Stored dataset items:
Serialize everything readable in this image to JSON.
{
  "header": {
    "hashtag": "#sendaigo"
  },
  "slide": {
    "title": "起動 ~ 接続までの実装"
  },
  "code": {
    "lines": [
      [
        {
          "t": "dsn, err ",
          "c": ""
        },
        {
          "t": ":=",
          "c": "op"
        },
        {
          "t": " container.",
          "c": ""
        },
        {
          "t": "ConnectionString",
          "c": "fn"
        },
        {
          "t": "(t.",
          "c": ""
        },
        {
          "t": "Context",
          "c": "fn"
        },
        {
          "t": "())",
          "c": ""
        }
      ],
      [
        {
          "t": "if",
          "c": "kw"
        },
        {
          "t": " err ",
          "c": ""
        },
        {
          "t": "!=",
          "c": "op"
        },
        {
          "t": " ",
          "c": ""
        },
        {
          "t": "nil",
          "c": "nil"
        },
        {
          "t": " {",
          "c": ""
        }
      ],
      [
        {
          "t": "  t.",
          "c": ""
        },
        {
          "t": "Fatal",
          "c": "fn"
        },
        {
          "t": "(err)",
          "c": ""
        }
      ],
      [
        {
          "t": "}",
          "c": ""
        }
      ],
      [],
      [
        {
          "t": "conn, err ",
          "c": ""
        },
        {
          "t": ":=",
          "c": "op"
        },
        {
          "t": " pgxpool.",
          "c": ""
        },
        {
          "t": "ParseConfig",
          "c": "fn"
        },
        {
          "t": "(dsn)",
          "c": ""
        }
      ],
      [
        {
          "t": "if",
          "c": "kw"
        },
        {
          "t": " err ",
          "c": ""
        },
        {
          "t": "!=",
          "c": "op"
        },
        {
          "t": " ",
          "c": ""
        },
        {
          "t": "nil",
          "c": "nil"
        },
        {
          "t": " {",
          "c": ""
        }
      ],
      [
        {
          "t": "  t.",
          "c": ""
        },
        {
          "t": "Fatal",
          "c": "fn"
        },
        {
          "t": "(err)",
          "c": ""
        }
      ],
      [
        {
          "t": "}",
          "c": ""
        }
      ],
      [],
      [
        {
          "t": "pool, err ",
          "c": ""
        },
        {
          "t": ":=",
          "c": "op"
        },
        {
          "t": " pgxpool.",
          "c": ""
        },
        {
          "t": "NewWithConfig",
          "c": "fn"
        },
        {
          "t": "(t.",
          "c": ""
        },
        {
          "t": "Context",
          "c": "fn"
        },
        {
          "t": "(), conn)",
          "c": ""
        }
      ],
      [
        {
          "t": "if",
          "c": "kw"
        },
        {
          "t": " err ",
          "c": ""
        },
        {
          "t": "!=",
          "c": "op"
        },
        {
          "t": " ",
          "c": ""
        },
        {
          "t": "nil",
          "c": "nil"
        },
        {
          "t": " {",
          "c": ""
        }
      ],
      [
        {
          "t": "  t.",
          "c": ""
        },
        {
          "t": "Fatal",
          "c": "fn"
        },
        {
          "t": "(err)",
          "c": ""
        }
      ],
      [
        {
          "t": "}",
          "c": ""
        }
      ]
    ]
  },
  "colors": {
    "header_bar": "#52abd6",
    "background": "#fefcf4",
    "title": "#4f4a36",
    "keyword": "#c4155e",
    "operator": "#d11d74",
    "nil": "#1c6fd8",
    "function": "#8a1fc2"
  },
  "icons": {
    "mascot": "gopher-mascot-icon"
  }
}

• _Problem to work on_: All of the entries should be written out again exactly.

• _The completed task_:
Serialize everything readable in this image to JSON.
{
  "header": {
    "hashtag": "#sendaigo"
  },
  "slide": {
    "title": "起動 ~ 接続までの実装"
  },
  "code": {
    "lines": [
      [
        {
          "t": "dsn, err ",
          "c": ""
        },
        {
          "t": ":=",
          "c": "op"
        },
        {
          "t": " container.",
          "c": ""
        },
        {
          "t": "ConnectionString",
          "c": "fn"
        },
        {
          "t": "(t.",
          "c": ""
        },
        {
          "t": "Context",
          "c": "fn"
        },
        {
          "t": "())",
          "c": ""
        }
      ],
      [
        {
          "t": "if",
          "c": "kw"
        },
        {
          "t": " err ",
          "c": ""
        },
        {
          "t": "!=",
          "c": "op"
        },
        {
          "t": " ",
          "c": ""
        },
        {
          "t": "nil",
          "c": "nil"
        },
        {
          "t": " {",
          "c": ""
        }
      ],
      [
        {
          "t": "  t.",
          "c": ""
        },
        {
          "t": "Fatal",
          "c": "fn"
        },
        {
          "t": "(err)",
          "c": ""
        }
      ],
      [
        {
          "t": "}",
          "c": ""
        }
      ],
      [],
      [
        {
          "t": "conn, err ",
          "c": ""
        },
        {
          "t": ":=",
          "c": "op"
        },
        {
          "t": " pgxpool.",
          "c": ""
        },
        {
          "t": "ParseConfig",
          "c": "fn"
        },
        {
          "t": "(dsn)",
          "c": ""
        }
      ],
      [
        {
          "t": "if",
          "c": "kw"
        },
        {
          "t": " err ",
          "c": ""
        },
        {
          "t": "!=",
          "c": "op"
        },
        {
          "t": " ",
          "c": ""
        },
        {
          "t": "nil",
          "c": "nil"
        },
        {
          "t": " {",
          "c": ""
        }
      ],
      [
        {
          "t": "  t.",
          "c": ""
        },
        {
          "t": "Fatal",
          "c": "fn"
        },
        {
          "t": "(err)",
          "c": ""
        }
      ],
      [
        {
          "t": "}",
          "c": ""
        }
      ],
      [],
      [
        {
          "t": "pool, err ",
          "c": ""
        },
        {
          "t": ":=",
          "c": "op"
        },
        {
          "t": " pgxpool.",
          "c": ""
        },
        {
          "t": "NewWithConfig",
          "c": "fn"
        },
        {
          "t": "(t.",
          "c": ""
        },
        {
          "t": "Context",
          "c": "fn"
        },
        {
          "t": "(), conn)",
          "c": ""
        }
      ],
      [
        {
          "t": "if",
          "c": "kw"
        },
        {
          "t": " err ",
          "c": ""
        },
        {
          "t": "!=",
          "c": "op"
        },
        {
          "t": " ",
          "c": ""
        },
        {
          "t": "nil",
          "c": "nil"
        },
        {
          "t": " {",
          "c": ""
        }
      ],
      [
        {
          "t": "  t.",
          "c": ""
        },
        {
          "t": "Fatal",
          "c": "fn"
        },
        {
          "t": "(err)",
          "c": ""
        }
      ],
      [
        {
          "t": "}",
          "c": ""
        }
      ]
    ]
  },
  "colors": {
    "header_bar": "#52abd6",
    "background": "#fefcf4",
    "title": "#4f4a36",
    "keyword": "#c4155e",
    "operator": "#d11d74",
    "nil": "#1c6fd8",
    "function": "#8a1fc2"
  },
  "icons": {
    "mascot": "gopher-mascot-icon"
  }
}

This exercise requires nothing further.